(Data entries for graphics)

|---|

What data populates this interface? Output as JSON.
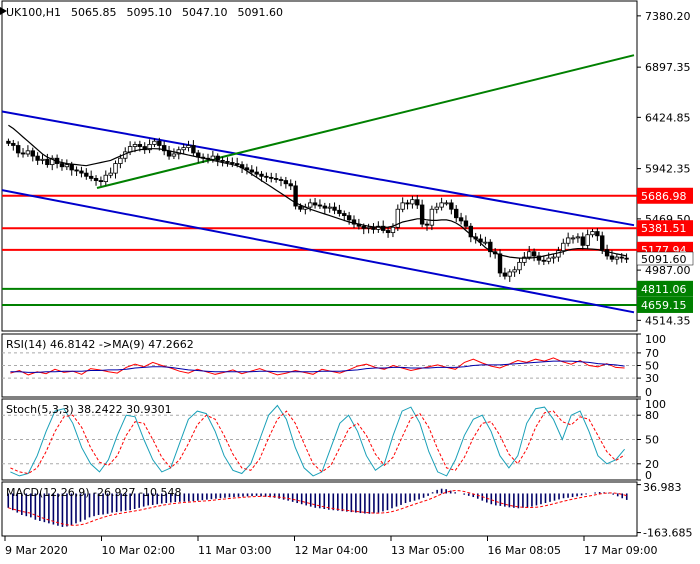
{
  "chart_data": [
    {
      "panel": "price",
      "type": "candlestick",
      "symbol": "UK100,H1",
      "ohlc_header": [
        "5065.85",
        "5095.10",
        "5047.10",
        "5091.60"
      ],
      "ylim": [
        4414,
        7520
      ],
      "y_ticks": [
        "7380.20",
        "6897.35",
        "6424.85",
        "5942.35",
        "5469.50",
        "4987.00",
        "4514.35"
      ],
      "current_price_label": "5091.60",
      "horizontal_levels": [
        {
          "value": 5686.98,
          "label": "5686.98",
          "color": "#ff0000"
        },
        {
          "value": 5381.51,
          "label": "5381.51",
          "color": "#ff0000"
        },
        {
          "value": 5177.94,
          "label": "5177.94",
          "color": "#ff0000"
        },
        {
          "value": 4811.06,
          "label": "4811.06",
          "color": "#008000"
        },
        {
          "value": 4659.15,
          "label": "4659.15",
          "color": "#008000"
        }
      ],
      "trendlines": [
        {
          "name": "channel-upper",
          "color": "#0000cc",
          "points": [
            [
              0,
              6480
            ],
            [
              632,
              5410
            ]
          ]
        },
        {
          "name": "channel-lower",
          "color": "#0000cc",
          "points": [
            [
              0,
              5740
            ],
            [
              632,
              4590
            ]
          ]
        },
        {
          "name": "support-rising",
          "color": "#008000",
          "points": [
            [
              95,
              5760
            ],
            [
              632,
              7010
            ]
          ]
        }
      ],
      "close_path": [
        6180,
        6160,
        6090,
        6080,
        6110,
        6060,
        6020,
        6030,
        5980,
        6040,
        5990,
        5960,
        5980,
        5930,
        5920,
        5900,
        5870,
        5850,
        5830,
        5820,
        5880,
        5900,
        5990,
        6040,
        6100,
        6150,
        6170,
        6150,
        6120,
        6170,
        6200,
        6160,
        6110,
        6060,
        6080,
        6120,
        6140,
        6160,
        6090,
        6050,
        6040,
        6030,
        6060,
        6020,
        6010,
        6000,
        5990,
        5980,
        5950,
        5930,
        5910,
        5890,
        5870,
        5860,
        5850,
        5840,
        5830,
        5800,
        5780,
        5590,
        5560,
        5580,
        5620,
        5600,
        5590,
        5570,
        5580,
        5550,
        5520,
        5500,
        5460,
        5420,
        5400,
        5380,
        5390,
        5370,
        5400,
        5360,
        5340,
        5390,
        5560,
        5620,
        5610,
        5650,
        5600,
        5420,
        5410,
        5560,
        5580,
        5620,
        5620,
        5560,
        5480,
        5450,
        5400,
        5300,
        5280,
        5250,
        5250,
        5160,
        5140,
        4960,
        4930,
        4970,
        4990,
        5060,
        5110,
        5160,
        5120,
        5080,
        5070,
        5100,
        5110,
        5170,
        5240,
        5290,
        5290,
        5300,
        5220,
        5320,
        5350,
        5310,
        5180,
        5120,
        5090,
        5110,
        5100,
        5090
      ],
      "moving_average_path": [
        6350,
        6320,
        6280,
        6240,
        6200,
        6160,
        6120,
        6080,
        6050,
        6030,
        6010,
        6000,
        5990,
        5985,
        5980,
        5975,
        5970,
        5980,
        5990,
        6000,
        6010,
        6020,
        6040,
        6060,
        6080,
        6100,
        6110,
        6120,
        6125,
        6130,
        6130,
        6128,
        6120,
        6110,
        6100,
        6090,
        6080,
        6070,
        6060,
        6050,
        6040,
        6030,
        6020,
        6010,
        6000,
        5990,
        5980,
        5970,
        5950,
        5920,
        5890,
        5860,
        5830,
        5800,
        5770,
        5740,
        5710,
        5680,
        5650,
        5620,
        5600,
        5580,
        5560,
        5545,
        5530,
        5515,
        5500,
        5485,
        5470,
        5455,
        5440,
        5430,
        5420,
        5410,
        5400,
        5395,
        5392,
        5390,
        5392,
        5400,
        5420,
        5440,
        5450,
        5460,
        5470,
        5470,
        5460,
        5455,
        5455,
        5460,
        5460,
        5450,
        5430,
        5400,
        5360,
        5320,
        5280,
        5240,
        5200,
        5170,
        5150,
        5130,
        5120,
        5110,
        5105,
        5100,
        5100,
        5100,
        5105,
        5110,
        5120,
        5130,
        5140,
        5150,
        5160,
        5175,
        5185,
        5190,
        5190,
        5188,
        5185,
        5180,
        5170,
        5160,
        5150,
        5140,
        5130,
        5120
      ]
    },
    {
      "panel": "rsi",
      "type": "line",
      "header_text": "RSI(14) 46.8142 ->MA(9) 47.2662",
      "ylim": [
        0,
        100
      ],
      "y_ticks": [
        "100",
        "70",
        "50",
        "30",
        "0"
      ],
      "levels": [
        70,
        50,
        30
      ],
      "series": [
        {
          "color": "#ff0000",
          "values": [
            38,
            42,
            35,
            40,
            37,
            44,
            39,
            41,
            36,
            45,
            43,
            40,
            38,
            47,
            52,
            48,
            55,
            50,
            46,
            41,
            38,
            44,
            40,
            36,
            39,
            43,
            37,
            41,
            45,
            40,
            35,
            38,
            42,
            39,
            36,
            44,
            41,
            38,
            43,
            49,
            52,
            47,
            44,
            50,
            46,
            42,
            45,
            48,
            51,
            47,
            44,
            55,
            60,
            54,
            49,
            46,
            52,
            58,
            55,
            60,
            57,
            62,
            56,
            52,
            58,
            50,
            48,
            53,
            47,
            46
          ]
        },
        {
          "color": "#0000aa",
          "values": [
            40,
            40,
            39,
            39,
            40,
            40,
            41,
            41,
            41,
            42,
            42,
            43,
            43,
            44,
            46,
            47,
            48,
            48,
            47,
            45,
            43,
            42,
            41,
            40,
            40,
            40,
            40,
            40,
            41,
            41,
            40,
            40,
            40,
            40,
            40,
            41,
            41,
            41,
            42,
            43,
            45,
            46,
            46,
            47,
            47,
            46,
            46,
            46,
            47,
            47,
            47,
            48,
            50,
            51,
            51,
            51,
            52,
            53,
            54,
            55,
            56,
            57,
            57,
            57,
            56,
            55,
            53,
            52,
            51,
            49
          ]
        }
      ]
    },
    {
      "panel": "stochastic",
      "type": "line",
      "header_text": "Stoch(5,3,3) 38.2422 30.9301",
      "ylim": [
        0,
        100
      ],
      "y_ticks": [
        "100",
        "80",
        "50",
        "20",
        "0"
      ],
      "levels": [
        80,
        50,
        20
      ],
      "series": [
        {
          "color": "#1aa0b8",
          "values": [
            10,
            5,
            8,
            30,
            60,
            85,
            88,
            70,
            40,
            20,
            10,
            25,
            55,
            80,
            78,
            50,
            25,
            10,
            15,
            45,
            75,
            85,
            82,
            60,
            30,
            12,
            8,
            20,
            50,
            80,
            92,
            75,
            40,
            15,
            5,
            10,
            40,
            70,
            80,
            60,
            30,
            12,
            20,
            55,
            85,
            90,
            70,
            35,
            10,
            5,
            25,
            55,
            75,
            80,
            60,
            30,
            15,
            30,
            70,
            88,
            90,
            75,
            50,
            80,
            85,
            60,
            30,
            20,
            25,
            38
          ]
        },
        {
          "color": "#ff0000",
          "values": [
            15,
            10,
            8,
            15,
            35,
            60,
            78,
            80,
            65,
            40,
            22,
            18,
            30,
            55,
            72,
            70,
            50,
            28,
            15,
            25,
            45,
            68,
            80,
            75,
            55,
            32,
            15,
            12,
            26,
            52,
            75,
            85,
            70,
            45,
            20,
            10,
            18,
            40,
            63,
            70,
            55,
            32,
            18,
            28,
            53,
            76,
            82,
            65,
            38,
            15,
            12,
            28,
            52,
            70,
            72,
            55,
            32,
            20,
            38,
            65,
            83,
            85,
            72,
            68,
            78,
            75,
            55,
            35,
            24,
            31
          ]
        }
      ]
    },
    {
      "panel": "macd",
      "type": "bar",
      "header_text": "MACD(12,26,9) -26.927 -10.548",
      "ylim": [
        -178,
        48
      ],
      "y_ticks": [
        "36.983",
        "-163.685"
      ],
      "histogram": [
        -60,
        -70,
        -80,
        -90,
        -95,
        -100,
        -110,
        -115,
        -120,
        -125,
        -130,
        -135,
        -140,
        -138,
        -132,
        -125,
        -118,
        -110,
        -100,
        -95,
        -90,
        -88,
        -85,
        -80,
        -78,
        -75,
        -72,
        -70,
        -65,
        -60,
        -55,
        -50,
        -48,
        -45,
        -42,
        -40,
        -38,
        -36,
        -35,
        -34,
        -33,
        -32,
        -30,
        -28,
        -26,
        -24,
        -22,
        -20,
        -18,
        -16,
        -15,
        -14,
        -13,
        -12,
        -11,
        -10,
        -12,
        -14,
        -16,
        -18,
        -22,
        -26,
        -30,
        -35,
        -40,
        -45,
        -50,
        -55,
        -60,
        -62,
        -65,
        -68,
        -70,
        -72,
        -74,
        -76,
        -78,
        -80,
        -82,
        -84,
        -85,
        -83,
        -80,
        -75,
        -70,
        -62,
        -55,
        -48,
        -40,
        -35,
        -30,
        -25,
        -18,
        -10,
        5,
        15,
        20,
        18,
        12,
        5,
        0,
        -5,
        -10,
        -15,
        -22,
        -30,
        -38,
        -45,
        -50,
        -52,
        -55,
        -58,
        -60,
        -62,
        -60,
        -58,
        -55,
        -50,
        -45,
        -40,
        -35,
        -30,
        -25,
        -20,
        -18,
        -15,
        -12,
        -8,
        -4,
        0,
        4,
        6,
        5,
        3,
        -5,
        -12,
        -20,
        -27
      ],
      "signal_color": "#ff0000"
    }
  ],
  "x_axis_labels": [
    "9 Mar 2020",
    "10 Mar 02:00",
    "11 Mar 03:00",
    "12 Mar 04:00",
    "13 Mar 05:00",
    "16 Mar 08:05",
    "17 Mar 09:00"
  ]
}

|---|

Locate all lines in the listing above with the word "type" and copy them.

      "type": "candlestick",
      "type": "line",
      "type": "line",
      "type": "bar",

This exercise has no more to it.